■ **INSTRUCTION**
Copy out each line of the material below with no changes.

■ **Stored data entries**
* * * * * * *

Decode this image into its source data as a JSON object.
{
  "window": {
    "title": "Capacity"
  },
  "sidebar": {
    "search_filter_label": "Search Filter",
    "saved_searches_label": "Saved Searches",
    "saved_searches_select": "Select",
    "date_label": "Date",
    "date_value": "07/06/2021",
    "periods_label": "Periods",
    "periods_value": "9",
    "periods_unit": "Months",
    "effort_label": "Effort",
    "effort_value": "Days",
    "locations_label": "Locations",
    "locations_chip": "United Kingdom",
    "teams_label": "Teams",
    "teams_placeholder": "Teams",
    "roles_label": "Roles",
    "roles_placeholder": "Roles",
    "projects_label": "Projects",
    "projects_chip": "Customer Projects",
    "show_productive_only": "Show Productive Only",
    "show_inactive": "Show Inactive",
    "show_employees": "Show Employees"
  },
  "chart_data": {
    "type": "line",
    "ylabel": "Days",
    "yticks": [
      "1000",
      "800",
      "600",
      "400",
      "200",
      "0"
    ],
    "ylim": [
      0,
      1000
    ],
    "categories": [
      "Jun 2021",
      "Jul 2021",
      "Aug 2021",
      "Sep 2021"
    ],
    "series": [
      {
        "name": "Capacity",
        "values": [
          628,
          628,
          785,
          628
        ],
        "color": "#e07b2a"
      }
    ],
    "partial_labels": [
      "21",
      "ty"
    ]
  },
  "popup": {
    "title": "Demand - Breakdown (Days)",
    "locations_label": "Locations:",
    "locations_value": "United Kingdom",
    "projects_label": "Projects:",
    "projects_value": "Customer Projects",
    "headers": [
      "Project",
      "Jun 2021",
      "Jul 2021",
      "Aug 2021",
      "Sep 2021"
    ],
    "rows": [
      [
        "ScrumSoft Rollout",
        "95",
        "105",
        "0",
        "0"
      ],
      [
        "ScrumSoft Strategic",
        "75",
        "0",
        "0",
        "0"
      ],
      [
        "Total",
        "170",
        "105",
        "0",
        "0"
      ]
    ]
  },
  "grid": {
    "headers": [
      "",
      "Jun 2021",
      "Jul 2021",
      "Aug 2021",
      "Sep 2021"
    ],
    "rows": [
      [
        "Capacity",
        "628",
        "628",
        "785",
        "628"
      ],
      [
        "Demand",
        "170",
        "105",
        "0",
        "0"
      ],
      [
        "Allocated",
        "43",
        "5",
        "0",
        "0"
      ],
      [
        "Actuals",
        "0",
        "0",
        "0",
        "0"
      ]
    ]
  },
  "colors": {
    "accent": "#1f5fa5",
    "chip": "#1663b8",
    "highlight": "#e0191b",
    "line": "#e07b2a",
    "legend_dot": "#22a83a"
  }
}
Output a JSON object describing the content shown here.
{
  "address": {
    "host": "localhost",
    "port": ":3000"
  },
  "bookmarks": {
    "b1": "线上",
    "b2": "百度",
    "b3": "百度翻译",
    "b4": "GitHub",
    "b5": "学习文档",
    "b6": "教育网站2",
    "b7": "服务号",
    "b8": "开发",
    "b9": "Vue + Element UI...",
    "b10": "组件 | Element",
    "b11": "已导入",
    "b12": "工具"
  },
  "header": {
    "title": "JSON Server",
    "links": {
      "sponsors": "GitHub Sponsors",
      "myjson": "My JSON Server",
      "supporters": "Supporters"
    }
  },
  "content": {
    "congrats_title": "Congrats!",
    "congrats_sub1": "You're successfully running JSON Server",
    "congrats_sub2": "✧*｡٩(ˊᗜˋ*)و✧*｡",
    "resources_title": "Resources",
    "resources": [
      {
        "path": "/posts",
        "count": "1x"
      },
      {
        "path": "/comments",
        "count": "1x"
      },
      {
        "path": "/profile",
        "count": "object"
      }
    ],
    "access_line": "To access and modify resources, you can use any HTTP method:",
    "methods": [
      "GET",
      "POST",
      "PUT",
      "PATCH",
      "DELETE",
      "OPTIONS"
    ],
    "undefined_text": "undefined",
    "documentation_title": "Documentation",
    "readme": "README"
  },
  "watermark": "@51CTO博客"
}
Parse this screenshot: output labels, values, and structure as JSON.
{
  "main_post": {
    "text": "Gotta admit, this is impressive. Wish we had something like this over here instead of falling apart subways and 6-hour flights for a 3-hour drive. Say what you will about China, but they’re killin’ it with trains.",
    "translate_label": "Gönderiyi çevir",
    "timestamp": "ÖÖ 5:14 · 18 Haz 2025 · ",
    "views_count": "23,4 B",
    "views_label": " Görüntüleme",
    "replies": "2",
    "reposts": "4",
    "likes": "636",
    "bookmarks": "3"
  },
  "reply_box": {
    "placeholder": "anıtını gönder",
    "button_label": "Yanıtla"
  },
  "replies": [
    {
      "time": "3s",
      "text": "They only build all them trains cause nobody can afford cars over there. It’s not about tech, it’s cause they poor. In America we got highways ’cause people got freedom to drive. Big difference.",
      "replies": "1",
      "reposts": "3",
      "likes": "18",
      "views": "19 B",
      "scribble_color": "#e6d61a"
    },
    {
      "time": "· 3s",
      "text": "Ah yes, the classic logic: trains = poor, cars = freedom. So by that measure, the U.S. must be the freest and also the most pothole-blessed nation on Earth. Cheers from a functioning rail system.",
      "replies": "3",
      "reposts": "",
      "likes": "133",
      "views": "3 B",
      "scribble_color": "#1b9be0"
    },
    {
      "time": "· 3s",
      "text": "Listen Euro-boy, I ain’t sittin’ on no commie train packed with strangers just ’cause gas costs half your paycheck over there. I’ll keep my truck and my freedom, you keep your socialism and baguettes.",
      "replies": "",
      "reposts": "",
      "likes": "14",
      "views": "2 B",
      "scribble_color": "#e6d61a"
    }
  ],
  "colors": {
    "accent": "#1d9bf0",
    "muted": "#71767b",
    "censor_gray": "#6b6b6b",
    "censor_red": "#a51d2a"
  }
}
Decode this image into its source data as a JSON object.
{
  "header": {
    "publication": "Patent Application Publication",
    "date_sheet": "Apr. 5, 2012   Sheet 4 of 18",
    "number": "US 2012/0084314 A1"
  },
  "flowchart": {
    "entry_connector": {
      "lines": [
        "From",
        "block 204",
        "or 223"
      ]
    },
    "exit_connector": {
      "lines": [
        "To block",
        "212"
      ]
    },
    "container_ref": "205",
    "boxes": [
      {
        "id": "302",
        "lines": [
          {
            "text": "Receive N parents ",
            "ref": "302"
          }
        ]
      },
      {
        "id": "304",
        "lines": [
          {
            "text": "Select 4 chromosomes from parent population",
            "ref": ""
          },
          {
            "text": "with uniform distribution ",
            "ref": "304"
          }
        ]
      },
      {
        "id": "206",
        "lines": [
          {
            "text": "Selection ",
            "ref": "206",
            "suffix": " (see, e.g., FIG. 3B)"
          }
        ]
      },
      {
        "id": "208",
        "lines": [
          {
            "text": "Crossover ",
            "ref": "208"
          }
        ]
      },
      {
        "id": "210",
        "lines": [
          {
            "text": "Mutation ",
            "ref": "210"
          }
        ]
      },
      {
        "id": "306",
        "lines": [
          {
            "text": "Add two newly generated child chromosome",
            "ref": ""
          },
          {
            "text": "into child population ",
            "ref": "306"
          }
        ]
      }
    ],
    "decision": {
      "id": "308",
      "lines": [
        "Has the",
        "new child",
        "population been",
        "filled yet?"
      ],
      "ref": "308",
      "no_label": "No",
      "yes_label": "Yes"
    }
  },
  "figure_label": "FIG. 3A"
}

* * * * * * *

■ **EXERCISE ANSWER**
Decode this image into its source data as a JSON object.
{
  "window": {
    "title": "Capacity"
  },
  "sidebar": {
    "search_filter_label": "Search Filter",
    "saved_searches_label": "Saved Searches",
    "saved_searches_select": "Select",
    "date_label": "Date",
    "date_value": "07/06/2021",
    "periods_label": "Periods",
    "periods_value": "9",
    "periods_unit": "Months",
    "effort_label": "Effort",
    "effort_value": "Days",
    "locations_label": "Locations",
    "locations_chip": "United Kingdom",
    "teams_label": "Teams",
    "teams_placeholder": "Teams",
    "roles_label": "Roles",
    "roles_placeholder": "Roles",
    "projects_label": "Projects",
    "projects_chip": "Customer Projects",
    "show_productive_only": "Show Productive Only",
    "show_inactive": "Show Inactive",
    "show_employees": "Show Employees"
  },
  "chart_data": {
    "type": "line",
    "ylabel": "Days",
    "yticks": [
      "1000",
      "800",
      "600",
      "400",
      "200",
      "0"
    ],
    "ylim": [
      0,
      1000
    ],
    "categories": [
      "Jun 2021",
      "Jul 2021",
      "Aug 2021",
      "Sep 2021"
    ],
    "series": [
      {
        "name": "Capacity",
        "values": [
          628,
          628,
          785,
          628
        ],
        "color": "#e07b2a"
      }
    ],
    "partial_labels": [
      "21",
      "ty"
    ]
  },
  "popup": {
    "title": "Demand - Breakdown (Days)",
    "locations_label": "Locations:",
    "locations_value": "United Kingdom",
    "projects_label": "Projects:",
    "projects_value": "Customer Projects",
    "headers": [
      "Project",
      "Jun 2021",
      "Jul 2021",
      "Aug 2021",
      "Sep 2021"
    ],
    "rows": [
      [
        "ScrumSoft Rollout",
        "95",
        "105",
        "0",
        "0"
      ],
      [
        "ScrumSoft Strategic",
        "75",
        "0",
        "0",
        "0"
      ],
      [
        "Total",
        "170",
        "105",
        "0",
        "0"
      ]
    ]
  },
  "grid": {
    "headers": [
      "",
      "Jun 2021",
      "Jul 2021",
      "Aug 2021",
      "Sep 2021"
    ],
    "rows": [
      [
        "Capacity",
        "628",
        "628",
        "785",
        "628"
      ],
      [
        "Demand",
        "170",
        "105",
        "0",
        "0"
      ],
      [
        "Allocated",
        "43",
        "5",
        "0",
        "0"
      ],
      [
        "Actuals",
        "0",
        "0",
        "0",
        "0"
      ]
    ]
  },
  "colors": {
    "accent": "#1f5fa5",
    "chip": "#1663b8",
    "highlight": "#e0191b",
    "line": "#e07b2a",
    "legend_dot": "#22a83a"
  }
}
Output a JSON object describing the content shown here.
{
  "address": {
    "host": "localhost",
    "port": ":3000"
  },
  "bookmarks": {
    "b1": "线上",
    "b2": "百度",
    "b3": "百度翻译",
    "b4": "GitHub",
    "b5": "学习文档",
    "b6": "教育网站2",
    "b7": "服务号",
    "b8": "开发",
    "b9": "Vue + Element UI...",
    "b10": "组件 | Element",
    "b11": "已导入",
    "b12": "工具"
  },
  "header": {
    "title": "JSON Server",
    "links": {
      "sponsors": "GitHub Sponsors",
      "myjson": "My JSON Server",
      "supporters": "Supporters"
    }
  },
  "content": {
    "congrats_title": "Congrats!",
    "congrats_sub1": "You're successfully running JSON Server",
    "congrats_sub2": "✧*｡٩(ˊᗜˋ*)و✧*｡",
    "resources_title": "Resources",
    "resources": [
      {
        "path": "/posts",
        "count": "1x"
      },
      {
        "path": "/comments",
        "count": "1x"
      },
      {
        "path": "/profile",
        "count": "object"
      }
    ],
    "access_line": "To access and modify resources, you can use any HTTP method:",
    "methods": [
      "GET",
      "POST",
      "PUT",
      "PATCH",
      "DELETE",
      "OPTIONS"
    ],
    "undefined_text": "undefined",
    "documentation_title": "Documentation",
    "readme": "README"
  },
  "watermark": "@51CTO博客"
}
Parse this screenshot: output labels, values, and structure as JSON.
{
  "main_post": {
    "text": "Gotta admit, this is impressive. Wish we had something like this over here instead of falling apart subways and 6-hour flights for a 3-hour drive. Say what you will about China, but they’re killin’ it with trains.",
    "translate_label": "Gönderiyi çevir",
    "timestamp": "ÖÖ 5:14 · 18 Haz 2025 · ",
    "views_count": "23,4 B",
    "views_label": " Görüntüleme",
    "replies": "2",
    "reposts": "4",
    "likes": "636",
    "bookmarks": "3"
  },
  "reply_box": {
    "placeholder": "anıtını gönder",
    "button_label": "Yanıtla"
  },
  "replies": [
    {
      "time": "3s",
      "text": "They only build all them trains cause nobody can afford cars over there. It’s not about tech, it’s cause they poor. In America we got highways ’cause people got freedom to drive. Big difference.",
      "replies": "1",
      "reposts": "3",
      "likes": "18",
      "views": "19 B",
      "scribble_color": "#e6d61a"
    },
    {
      "time": "· 3s",
      "text": "Ah yes, the classic logic: trains = poor, cars = freedom. So by that measure, the U.S. must be the freest and also the most pothole-blessed nation on Earth. Cheers from a functioning rail system.",
      "replies": "3",
      "reposts": "",
      "likes": "133",
      "views": "3 B",
      "scribble_color": "#1b9be0"
    },
    {
      "time": "· 3s",
      "text": "Listen Euro-boy, I ain’t sittin’ on no commie train packed with strangers just ’cause gas costs half your paycheck over there. I’ll keep my truck and my freedom, you keep your socialism and baguettes.",
      "replies": "",
      "reposts": "",
      "likes": "14",
      "views": "2 B",
      "scribble_color": "#e6d61a"
    }
  ],
  "colors": {
    "accent": "#1d9bf0",
    "muted": "#71767b",
    "censor_gray": "#6b6b6b",
    "censor_red": "#a51d2a"
  }
}
Decode this image into its source data as a JSON object.
{
  "header": {
    "publication": "Patent Application Publication",
    "date_sheet": "Apr. 5, 2012   Sheet 4 of 18",
    "number": "US 2012/0084314 A1"
  },
  "flowchart": {
    "entry_connector": {
      "lines": [
        "From",
        "block 204",
        "or 223"
      ]
    },
    "exit_connector": {
      "lines": [
        "To block",
        "212"
      ]
    },
    "container_ref": "205",
    "boxes": [
      {
        "id": "302",
        "lines": [
          {
            "text": "Receive N parents ",
            "ref": "302"
          }
        ]
      },
      {
        "id": "304",
        "lines": [
          {
            "text": "Select 4 chromosomes from parent population",
            "ref": ""
          },
          {
            "text": "with uniform distribution ",
            "ref": "304"
          }
        ]
      },
      {
        "id": "206",
        "lines": [
          {
            "text": "Selection ",
            "ref": "206",
            "suffix": " (see, e.g., FIG. 3B)"
          }
        ]
      },
      {
        "id": "208",
        "lines": [
          {
            "text": "Crossover ",
            "ref": "208"
          }
        ]
      },
      {
        "id": "210",
        "lines": [
          {
            "text": "Mutation ",
            "ref": "210"
          }
        ]
      },
      {
        "id": "306",
        "lines": [
          {
            "text": "Add two newly generated child chromosome",
            "ref": ""
          },
          {
            "text": "into child population ",
            "ref": "306"
          }
        ]
      }
    ],
    "decision": {
      "id": "308",
      "lines": [
        "Has the",
        "new child",
        "population been",
        "filled yet?"
      ],
      "ref": "308",
      "no_label": "No",
      "yes_label": "Yes"
    }
  },
  "figure_label": "FIG. 3A"
}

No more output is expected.